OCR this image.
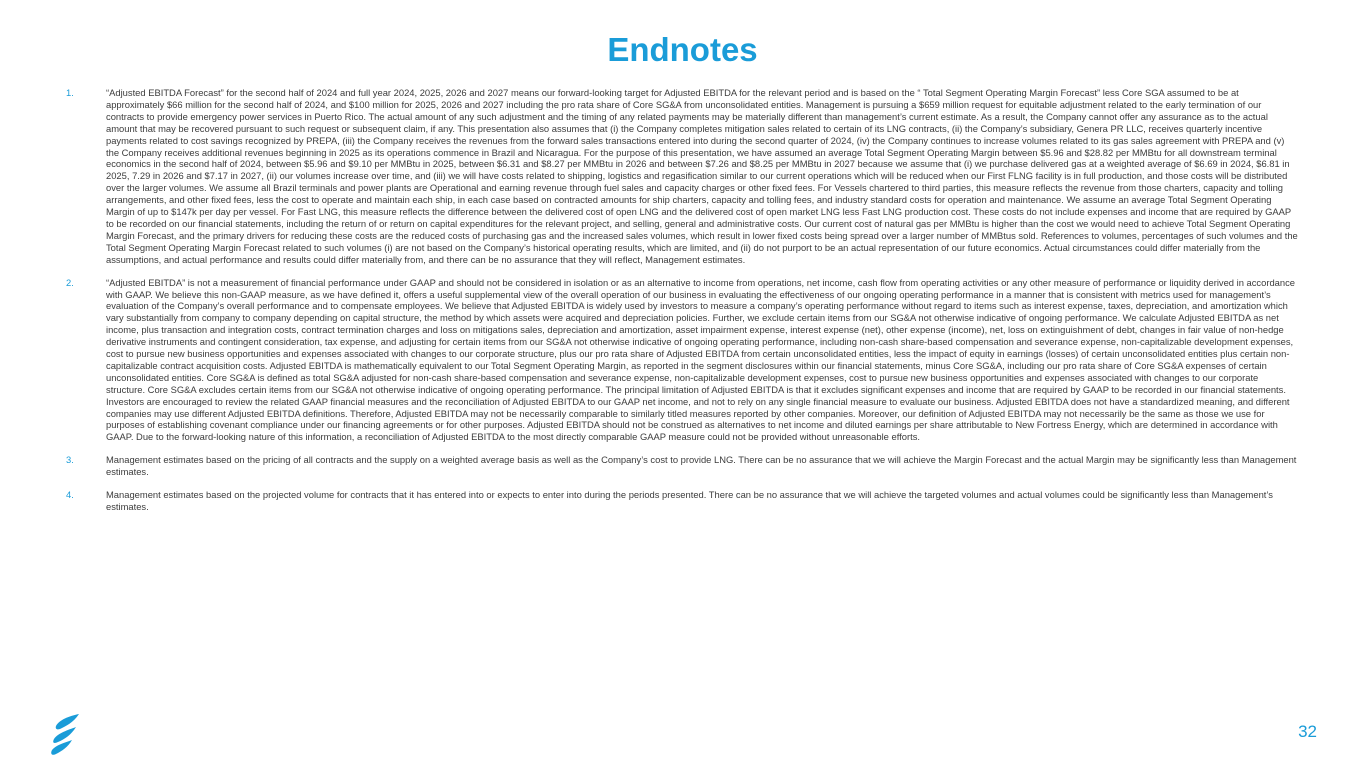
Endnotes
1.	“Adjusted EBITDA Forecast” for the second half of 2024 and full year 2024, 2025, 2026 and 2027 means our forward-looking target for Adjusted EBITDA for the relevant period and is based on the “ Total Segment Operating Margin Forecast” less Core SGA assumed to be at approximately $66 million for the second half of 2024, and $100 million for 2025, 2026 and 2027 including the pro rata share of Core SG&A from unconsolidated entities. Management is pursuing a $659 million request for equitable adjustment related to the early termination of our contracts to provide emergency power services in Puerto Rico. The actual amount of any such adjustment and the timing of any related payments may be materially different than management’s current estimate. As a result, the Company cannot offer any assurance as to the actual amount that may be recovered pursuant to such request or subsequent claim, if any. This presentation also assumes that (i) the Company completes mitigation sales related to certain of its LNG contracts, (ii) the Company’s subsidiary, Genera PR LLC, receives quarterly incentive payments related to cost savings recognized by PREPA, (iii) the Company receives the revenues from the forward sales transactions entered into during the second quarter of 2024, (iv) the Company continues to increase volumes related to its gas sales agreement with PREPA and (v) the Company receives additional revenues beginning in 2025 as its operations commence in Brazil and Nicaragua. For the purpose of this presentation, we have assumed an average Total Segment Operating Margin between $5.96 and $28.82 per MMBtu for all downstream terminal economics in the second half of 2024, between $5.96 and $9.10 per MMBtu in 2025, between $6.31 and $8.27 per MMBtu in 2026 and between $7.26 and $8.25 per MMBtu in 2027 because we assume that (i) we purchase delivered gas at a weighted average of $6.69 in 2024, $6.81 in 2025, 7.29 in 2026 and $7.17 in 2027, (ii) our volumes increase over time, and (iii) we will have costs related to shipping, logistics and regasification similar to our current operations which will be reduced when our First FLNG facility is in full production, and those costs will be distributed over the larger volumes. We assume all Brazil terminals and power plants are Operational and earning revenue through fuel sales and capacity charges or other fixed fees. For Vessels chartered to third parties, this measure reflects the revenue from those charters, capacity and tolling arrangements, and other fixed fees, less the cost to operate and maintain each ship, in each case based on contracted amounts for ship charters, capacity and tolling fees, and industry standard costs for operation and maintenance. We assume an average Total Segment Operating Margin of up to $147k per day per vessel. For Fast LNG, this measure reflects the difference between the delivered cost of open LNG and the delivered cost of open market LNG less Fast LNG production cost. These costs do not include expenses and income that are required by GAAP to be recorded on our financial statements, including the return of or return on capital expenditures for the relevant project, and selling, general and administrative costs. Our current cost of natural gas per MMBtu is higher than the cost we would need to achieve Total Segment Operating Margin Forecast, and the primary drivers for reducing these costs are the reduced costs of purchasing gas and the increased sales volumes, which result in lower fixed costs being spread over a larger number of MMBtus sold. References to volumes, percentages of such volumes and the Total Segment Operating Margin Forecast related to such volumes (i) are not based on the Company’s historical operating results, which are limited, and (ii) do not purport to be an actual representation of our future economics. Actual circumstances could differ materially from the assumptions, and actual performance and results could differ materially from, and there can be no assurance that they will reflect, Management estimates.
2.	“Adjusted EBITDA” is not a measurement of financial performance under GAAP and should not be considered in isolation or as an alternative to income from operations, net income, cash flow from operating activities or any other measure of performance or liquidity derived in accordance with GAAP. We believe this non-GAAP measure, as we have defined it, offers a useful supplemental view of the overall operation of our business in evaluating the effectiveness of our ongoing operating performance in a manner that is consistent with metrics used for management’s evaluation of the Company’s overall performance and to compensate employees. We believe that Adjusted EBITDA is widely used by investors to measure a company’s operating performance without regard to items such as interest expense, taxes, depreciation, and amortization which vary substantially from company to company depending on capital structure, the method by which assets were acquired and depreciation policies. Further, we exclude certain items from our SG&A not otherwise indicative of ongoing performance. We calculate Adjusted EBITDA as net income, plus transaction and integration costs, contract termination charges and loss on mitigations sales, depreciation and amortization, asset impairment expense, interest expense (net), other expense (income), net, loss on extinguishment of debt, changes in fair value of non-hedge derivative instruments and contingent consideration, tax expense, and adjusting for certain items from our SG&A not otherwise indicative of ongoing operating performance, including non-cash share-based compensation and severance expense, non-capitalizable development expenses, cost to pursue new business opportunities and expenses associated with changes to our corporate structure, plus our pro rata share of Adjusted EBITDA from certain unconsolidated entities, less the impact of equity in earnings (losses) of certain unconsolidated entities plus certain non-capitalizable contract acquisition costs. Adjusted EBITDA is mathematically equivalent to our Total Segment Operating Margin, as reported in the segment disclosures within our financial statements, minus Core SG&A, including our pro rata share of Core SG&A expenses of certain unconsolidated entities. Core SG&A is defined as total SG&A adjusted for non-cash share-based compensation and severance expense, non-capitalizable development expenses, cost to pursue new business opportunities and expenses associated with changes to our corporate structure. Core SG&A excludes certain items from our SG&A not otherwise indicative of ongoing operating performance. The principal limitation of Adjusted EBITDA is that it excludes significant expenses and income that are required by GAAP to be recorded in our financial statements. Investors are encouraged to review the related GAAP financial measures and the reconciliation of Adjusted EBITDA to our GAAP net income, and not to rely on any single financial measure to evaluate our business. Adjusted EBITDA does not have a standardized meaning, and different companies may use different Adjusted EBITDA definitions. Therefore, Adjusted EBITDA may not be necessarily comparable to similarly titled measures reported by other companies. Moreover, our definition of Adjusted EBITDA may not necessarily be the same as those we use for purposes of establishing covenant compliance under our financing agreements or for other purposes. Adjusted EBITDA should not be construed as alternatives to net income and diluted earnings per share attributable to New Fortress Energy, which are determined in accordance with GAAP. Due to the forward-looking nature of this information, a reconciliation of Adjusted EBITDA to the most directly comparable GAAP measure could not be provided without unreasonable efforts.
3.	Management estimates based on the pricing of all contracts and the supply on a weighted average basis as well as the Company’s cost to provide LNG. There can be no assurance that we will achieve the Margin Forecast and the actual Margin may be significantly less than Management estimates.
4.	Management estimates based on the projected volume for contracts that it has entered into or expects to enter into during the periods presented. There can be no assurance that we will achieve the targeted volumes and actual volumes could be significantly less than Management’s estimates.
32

────────────────────────────────────────

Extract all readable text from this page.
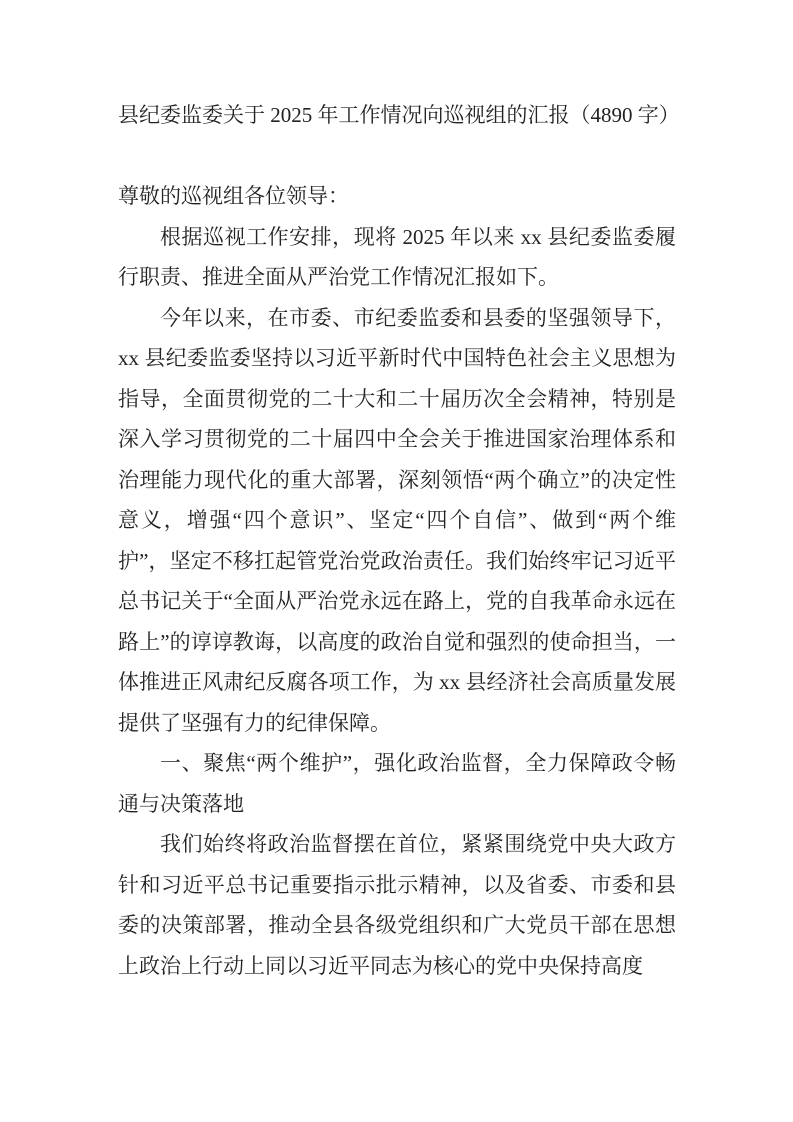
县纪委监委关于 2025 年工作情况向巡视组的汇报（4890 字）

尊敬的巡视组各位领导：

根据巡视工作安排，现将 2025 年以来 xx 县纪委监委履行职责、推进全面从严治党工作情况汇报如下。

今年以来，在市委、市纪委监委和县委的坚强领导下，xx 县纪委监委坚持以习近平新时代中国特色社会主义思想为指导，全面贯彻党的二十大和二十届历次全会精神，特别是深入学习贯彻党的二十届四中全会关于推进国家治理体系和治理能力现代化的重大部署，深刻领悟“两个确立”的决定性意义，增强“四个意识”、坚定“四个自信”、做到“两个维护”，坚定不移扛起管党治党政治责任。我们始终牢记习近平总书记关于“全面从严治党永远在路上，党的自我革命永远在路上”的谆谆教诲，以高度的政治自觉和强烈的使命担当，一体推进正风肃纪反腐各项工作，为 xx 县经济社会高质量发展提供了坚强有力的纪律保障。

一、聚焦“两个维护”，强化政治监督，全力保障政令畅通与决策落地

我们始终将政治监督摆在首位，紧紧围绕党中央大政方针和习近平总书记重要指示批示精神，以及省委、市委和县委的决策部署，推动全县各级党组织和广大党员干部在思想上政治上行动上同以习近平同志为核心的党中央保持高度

────────────────────────────────────────

▶ **GIVEN TASK**
Tally the lines of the data that contain the string "两个维护" and report the total alone.

▶ **RESPONSE**
2